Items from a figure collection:

((

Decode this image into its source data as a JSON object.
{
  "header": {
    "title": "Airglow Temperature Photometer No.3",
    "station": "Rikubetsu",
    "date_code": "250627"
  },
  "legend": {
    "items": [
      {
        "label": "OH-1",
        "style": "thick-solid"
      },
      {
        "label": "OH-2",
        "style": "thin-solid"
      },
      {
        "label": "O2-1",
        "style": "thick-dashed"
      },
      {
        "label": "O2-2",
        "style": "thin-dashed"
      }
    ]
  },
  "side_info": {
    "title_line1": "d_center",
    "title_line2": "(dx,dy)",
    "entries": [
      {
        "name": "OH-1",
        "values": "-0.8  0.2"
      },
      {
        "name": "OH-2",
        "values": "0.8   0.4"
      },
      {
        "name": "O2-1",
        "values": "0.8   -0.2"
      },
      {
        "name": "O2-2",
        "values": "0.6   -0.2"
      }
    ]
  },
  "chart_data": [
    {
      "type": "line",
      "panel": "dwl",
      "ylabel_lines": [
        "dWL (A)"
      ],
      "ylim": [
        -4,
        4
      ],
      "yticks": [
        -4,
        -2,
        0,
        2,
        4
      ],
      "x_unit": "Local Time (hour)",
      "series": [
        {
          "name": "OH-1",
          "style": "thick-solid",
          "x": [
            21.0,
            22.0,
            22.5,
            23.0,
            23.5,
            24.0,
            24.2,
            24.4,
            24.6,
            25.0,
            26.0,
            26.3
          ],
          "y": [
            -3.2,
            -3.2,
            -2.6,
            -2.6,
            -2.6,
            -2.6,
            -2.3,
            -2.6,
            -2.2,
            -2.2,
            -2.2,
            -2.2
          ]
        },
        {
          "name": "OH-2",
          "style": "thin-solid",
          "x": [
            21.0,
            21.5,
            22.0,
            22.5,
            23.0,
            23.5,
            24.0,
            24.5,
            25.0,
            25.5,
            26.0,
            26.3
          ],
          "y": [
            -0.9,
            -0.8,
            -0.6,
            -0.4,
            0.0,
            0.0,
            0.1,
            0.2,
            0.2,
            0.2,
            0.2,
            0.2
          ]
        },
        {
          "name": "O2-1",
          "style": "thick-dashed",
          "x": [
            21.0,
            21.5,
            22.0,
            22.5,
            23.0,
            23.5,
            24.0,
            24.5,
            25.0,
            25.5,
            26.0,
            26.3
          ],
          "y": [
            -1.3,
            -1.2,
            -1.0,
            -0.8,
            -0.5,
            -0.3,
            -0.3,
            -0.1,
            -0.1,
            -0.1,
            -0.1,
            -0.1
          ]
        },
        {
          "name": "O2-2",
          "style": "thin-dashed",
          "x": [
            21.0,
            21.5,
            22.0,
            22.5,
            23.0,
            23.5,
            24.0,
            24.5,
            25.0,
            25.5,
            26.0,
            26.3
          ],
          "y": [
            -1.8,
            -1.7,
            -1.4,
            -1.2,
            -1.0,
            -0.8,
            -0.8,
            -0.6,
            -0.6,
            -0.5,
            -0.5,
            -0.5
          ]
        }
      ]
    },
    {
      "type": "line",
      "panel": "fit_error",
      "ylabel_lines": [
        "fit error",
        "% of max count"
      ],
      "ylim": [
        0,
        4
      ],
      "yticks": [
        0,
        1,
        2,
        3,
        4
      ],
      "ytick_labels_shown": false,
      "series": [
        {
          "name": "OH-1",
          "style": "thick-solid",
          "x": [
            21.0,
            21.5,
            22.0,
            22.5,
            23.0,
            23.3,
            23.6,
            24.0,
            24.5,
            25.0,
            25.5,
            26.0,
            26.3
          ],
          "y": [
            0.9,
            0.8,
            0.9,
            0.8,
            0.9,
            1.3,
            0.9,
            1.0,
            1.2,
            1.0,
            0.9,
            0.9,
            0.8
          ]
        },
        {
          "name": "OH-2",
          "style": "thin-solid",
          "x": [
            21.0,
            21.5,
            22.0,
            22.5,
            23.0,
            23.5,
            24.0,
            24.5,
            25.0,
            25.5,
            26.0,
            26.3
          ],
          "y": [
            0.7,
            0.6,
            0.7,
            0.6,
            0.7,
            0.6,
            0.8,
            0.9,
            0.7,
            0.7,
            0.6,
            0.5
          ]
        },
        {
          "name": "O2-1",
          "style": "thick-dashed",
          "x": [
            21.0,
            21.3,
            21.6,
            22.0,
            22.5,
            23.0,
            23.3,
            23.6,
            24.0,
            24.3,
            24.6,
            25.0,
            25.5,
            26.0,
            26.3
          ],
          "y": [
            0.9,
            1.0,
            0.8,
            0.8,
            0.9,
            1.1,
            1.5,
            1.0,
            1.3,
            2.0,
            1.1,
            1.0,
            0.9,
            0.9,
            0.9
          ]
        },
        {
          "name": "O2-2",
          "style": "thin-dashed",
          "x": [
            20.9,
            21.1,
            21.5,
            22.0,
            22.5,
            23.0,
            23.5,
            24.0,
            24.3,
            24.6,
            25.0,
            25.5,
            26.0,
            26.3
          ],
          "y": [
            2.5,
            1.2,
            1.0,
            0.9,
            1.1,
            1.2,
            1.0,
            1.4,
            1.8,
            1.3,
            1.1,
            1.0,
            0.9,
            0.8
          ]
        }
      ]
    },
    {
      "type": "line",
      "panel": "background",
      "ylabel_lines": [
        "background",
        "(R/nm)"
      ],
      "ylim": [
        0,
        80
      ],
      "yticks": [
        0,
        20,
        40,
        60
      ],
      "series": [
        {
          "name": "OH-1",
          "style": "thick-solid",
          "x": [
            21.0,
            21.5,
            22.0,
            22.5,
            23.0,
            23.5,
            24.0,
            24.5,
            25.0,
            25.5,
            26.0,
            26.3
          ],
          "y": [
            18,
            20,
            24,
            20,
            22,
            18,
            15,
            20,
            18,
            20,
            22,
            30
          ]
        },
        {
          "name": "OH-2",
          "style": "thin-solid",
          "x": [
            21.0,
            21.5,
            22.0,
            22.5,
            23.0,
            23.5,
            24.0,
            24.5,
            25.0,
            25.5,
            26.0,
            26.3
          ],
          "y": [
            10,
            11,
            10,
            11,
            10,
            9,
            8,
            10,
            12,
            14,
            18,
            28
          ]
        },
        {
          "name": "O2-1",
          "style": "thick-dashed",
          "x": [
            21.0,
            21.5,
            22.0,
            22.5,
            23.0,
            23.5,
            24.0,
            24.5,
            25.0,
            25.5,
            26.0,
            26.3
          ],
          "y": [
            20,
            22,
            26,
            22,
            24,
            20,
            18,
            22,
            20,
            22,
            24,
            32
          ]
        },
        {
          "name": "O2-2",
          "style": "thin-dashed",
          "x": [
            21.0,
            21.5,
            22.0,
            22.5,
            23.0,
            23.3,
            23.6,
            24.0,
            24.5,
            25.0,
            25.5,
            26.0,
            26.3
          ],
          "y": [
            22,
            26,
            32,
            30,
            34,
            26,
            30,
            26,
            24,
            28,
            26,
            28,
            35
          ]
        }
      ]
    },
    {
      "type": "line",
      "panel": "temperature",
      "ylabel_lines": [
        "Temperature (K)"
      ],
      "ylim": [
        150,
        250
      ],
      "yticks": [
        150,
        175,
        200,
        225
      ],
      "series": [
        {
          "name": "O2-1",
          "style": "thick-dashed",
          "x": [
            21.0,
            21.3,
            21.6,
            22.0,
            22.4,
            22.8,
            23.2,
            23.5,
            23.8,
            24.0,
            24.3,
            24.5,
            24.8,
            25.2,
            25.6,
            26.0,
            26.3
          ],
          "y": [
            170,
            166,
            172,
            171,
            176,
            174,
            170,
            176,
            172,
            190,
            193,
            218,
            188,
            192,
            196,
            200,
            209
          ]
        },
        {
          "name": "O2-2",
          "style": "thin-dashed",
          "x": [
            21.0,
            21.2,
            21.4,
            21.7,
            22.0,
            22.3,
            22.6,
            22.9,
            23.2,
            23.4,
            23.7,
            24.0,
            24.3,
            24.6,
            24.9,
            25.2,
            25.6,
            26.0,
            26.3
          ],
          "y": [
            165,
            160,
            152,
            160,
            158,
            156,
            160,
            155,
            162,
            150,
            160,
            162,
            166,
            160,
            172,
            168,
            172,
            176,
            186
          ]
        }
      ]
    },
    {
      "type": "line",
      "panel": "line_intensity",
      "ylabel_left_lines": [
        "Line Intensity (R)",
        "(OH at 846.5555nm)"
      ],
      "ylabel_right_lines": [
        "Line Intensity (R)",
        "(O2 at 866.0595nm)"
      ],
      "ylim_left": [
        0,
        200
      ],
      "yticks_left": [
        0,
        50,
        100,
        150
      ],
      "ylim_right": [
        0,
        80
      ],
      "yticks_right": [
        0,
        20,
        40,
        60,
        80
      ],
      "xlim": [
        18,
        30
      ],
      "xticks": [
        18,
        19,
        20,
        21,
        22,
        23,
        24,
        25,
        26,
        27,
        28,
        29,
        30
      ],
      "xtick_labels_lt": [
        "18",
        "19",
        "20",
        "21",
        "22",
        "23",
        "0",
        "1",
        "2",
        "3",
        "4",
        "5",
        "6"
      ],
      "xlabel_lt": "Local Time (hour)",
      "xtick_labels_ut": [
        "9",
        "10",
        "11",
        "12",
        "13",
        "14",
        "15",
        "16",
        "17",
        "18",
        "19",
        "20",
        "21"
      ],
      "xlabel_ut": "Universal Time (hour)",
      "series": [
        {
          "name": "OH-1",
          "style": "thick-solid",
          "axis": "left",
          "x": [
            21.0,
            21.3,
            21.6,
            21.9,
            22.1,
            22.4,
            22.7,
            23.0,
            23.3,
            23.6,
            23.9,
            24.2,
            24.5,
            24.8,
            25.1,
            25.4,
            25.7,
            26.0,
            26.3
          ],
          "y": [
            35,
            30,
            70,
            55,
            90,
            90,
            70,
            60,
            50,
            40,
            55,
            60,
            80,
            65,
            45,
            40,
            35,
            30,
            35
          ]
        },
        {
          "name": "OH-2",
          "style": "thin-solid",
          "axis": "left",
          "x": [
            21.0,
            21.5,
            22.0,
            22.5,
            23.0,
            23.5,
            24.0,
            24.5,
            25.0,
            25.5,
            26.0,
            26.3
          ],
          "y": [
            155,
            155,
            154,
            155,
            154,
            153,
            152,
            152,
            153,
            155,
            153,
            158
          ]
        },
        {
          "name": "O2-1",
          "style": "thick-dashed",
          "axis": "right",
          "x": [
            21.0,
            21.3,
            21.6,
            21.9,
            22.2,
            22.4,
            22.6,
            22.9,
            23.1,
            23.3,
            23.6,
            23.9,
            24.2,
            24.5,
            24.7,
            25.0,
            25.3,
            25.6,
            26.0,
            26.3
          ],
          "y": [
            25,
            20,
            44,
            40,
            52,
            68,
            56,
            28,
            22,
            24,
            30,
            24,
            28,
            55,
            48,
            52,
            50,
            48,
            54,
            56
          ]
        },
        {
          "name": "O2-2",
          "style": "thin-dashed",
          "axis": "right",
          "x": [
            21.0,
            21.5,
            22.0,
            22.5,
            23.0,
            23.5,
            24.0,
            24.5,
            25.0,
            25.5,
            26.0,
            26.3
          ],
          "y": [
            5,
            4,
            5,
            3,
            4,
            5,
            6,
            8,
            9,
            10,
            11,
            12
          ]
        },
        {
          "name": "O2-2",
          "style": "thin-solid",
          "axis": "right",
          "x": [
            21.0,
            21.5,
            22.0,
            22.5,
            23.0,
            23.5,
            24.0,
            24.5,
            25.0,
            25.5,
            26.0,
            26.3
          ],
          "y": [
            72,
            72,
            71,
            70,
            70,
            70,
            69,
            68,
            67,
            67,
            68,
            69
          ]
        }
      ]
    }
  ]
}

))

◆ **What you are asked to do**: Which lines include "hour"? Copy each of them out.

◆ **Solution to this task**:
      "x_unit": "Local Time (hour)",
      "xlabel_lt": "Local Time (hour)",
      "xlabel_ut": "Universal Time (hour)",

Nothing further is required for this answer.